» **Dataset rows**:
+++++

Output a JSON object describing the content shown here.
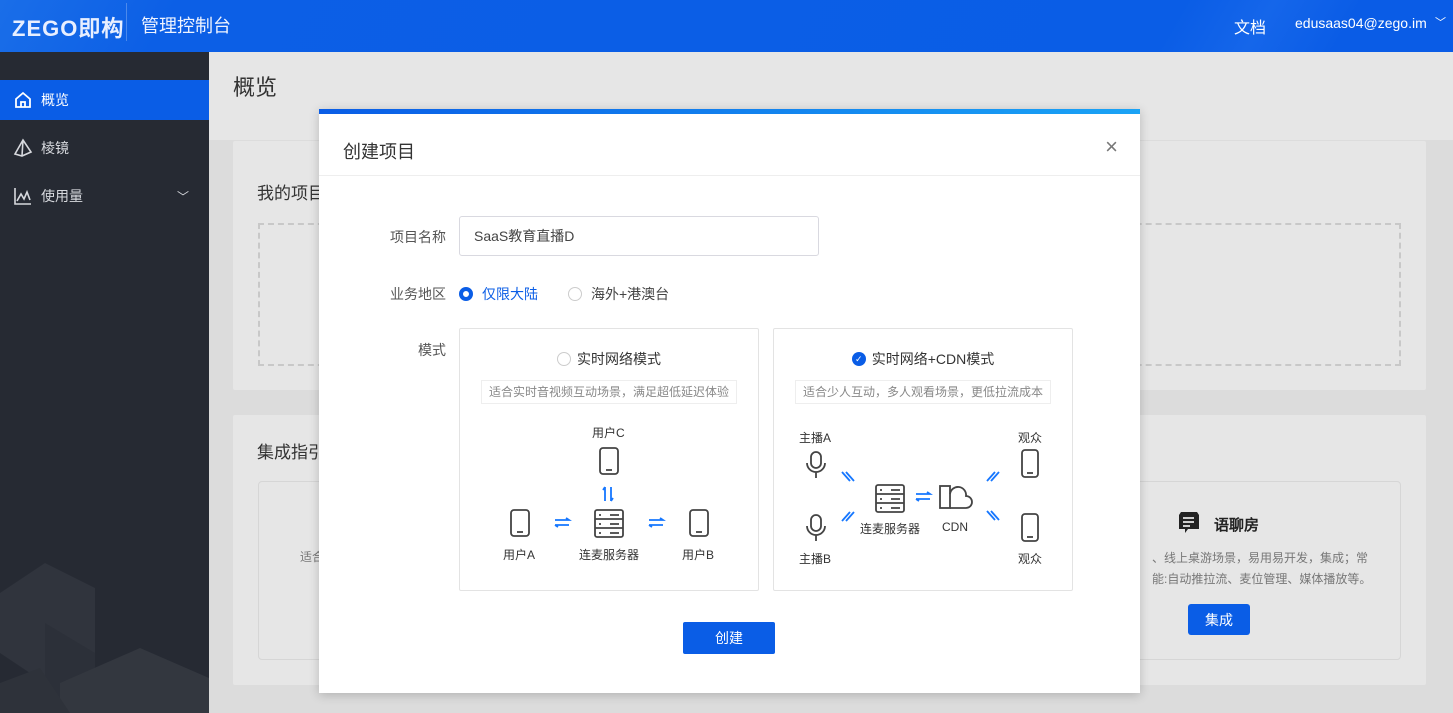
{
  "header": {
    "logo": "ZEGO即构",
    "title": "管理控制台",
    "docs": "文档",
    "user": "edusaas04@zego.im",
    "colors": {
      "brand": "#0a5de6"
    }
  },
  "sidebar": {
    "items": [
      {
        "label": "概览",
        "icon": "home-icon",
        "active": true
      },
      {
        "label": "棱镜",
        "icon": "prism-icon"
      },
      {
        "label": "使用量",
        "icon": "chart-icon",
        "expandable": true
      }
    ]
  },
  "main": {
    "title": "概览",
    "my_projects_title": "我的项目",
    "integration_title": "集成指引",
    "left_fragment": "适合",
    "voice_room": {
      "title": "语聊房",
      "desc_line1": "、线上桌游场景，易用易开发，集成；常",
      "desc_line2": "能:自动推拉流、麦位管理、媒体播放等。",
      "button": "集成"
    }
  },
  "modal": {
    "title": "创建项目",
    "form": {
      "name_label": "项目名称",
      "name_value": "SaaS教育直播D",
      "region_label": "业务地区",
      "regions": [
        {
          "label": "仅限大陆",
          "selected": true
        },
        {
          "label": "海外+港澳台",
          "selected": false
        }
      ],
      "mode_label": "模式",
      "modes": [
        {
          "label": "实时网络模式",
          "selected": false,
          "desc": "适合实时音视频互动场景，满足超低延迟体验",
          "diagram": {
            "top": "用户C",
            "left": "用户A",
            "center": "连麦服务器",
            "right": "用户B"
          }
        },
        {
          "label": "实时网络+CDN模式",
          "selected": true,
          "desc": "适合少人互动，多人观看场景，更低拉流成本",
          "diagram": {
            "host_a": "主播A",
            "host_b": "主播B",
            "server": "连麦服务器",
            "cdn": "CDN",
            "viewer_top": "观众",
            "viewer_bottom": "观众"
          }
        }
      ]
    },
    "submit": "创建"
  }
}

+++++

» **Problem**:
Print the records word for word and exclude any picture they hold.

» **Answer to the exercise**:
Output a JSON object describing the content shown here.
{
  "header": {
    "logo": "ZEGO即构",
    "title": "管理控制台",
    "docs": "文档",
    "user": "edusaas04@zego.im",
    "colors": {
      "brand": "#0a5de6"
    }
  },
  "sidebar": {
    "items": [
      {
        "label": "概览",
        "icon": "home-icon",
        "active": true
      },
      {
        "label": "棱镜",
        "icon": "prism-icon"
      },
      {
        "label": "使用量",
        "icon": "chart-icon",
        "expandable": true
      }
    ]
  },
  "main": {
    "title": "概览",
    "my_projects_title": "我的项目",
    "integration_title": "集成指引",
    "left_fragment": "适合",
    "voice_room": {
      "title": "语聊房",
      "desc_line1": "、线上桌游场景，易用易开发，集成；常",
      "desc_line2": "能:自动推拉流、麦位管理、媒体播放等。",
      "button": "集成"
    }
  },
  "modal": {
    "title": "创建项目",
    "form": {
      "name_label": "项目名称",
      "name_value": "SaaS教育直播D",
      "region_label": "业务地区",
      "regions": [
        {
          "label": "仅限大陆",
          "selected": true
        },
        {
          "label": "海外+港澳台",
          "selected": false
        }
      ],
      "mode_label": "模式",
      "modes": [
        {
          "label": "实时网络模式",
          "selected": false,
          "desc": "适合实时音视频互动场景，满足超低延迟体验",
          "diagram": {
            "top": "用户C",
            "left": "用户A",
            "center": "连麦服务器",
            "right": "用户B"
          }
        },
        {
          "label": "实时网络+CDN模式",
          "selected": true,
          "desc": "适合少人互动，多人观看场景，更低拉流成本",
          "diagram": {
            "host_a": "主播A",
            "host_b": "主播B",
            "server": "连麦服务器",
            "cdn": "CDN",
            "viewer_top": "观众",
            "viewer_bottom": "观众"
          }
        }
      ]
    },
    "submit": "创建"
  }
}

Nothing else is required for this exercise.